* Start The data *

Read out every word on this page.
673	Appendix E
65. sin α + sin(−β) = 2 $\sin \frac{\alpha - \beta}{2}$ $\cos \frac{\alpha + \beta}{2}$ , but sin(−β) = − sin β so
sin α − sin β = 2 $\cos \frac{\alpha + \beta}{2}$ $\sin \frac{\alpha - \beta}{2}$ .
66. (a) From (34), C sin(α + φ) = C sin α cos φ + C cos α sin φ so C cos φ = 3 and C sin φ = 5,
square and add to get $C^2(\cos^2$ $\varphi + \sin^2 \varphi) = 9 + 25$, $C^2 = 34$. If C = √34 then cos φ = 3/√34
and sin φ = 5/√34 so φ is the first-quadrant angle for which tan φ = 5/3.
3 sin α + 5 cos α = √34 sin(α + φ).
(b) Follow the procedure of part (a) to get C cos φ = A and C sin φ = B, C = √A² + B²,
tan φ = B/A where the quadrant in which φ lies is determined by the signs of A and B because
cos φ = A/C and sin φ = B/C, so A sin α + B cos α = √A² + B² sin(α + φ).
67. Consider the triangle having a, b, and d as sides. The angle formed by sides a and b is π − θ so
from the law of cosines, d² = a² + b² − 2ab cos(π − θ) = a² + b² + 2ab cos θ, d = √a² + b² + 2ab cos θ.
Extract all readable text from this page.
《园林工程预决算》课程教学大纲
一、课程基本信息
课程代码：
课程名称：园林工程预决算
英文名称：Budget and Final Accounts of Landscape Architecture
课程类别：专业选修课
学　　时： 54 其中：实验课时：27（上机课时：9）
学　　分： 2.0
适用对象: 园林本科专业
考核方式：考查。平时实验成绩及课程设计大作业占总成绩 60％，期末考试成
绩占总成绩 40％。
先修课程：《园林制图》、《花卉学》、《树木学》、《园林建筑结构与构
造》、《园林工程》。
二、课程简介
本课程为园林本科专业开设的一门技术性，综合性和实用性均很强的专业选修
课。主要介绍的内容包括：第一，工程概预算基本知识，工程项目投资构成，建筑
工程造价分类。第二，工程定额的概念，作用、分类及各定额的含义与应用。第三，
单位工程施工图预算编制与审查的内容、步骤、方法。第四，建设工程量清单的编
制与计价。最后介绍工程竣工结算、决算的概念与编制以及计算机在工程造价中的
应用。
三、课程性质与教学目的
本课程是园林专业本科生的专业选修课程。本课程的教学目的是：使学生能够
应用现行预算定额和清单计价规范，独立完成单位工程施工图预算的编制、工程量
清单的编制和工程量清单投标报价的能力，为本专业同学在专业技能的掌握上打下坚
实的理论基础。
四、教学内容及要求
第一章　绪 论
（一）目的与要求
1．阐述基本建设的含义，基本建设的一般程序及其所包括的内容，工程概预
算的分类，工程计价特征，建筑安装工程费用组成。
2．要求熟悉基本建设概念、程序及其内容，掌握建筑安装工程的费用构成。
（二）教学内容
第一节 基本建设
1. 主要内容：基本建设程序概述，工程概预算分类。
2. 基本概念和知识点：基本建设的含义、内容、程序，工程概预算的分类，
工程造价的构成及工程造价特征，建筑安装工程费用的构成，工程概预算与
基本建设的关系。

* End The data *

> [Description of the task]: Print every line of the records exactly. Omit nothing.

> [Solution below]:
Read out every word on this page.
673	Appendix E
65. sin α + sin(−β) = 2 $\sin \frac{\alpha - \beta}{2}$ $\cos \frac{\alpha + \beta}{2}$ , but sin(−β) = − sin β so
sin α − sin β = 2 $\cos \frac{\alpha + \beta}{2}$ $\sin \frac{\alpha - \beta}{2}$ .
66. (a) From (34), C sin(α + φ) = C sin α cos φ + C cos α sin φ so C cos φ = 3 and C sin φ = 5,
square and add to get $C^2(\cos^2$ $\varphi + \sin^2 \varphi) = 9 + 25$, $C^2 = 34$. If C = √34 then cos φ = 3/√34
and sin φ = 5/√34 so φ is the first-quadrant angle for which tan φ = 5/3.
3 sin α + 5 cos α = √34 sin(α + φ).
(b) Follow the procedure of part (a) to get C cos φ = A and C sin φ = B, C = √A² + B²,
tan φ = B/A where the quadrant in which φ lies is determined by the signs of A and B because
cos φ = A/C and sin φ = B/C, so A sin α + B cos α = √A² + B² sin(α + φ).
67. Consider the triangle having a, b, and d as sides. The angle formed by sides a and b is π − θ so
from the law of cosines, d² = a² + b² − 2ab cos(π − θ) = a² + b² + 2ab cos θ, d = √a² + b² + 2ab cos θ.
Extract all readable text from this page.
《园林工程预决算》课程教学大纲
一、课程基本信息
课程代码：
课程名称：园林工程预决算
英文名称：Budget and Final Accounts of Landscape Architecture
课程类别：专业选修课
学　　时： 54 其中：实验课时：27（上机课时：9）
学　　分： 2.0
适用对象: 园林本科专业
考核方式：考查。平时实验成绩及课程设计大作业占总成绩 60％，期末考试成
绩占总成绩 40％。
先修课程：《园林制图》、《花卉学》、《树木学》、《园林建筑结构与构
造》、《园林工程》。
二、课程简介
本课程为园林本科专业开设的一门技术性，综合性和实用性均很强的专业选修
课。主要介绍的内容包括：第一，工程概预算基本知识，工程项目投资构成，建筑
工程造价分类。第二，工程定额的概念，作用、分类及各定额的含义与应用。第三，
单位工程施工图预算编制与审查的内容、步骤、方法。第四，建设工程量清单的编
制与计价。最后介绍工程竣工结算、决算的概念与编制以及计算机在工程造价中的
应用。
三、课程性质与教学目的
本课程是园林专业本科生的专业选修课程。本课程的教学目的是：使学生能够
应用现行预算定额和清单计价规范，独立完成单位工程施工图预算的编制、工程量
清单的编制和工程量清单投标报价的能力，为本专业同学在专业技能的掌握上打下坚
实的理论基础。
四、教学内容及要求
第一章　绪 论
（一）目的与要求
1．阐述基本建设的含义，基本建设的一般程序及其所包括的内容，工程概预
算的分类，工程计价特征，建筑安装工程费用组成。
2．要求熟悉基本建设概念、程序及其内容，掌握建筑安装工程的费用构成。
（二）教学内容
第一节 基本建设
1. 主要内容：基本建设程序概述，工程概预算分类。
2. 基本概念和知识点：基本建设的含义、内容、程序，工程概预算的分类，
工程造价的构成及工程造价特征，建筑安装工程费用的构成，工程概预算与
基本建设的关系。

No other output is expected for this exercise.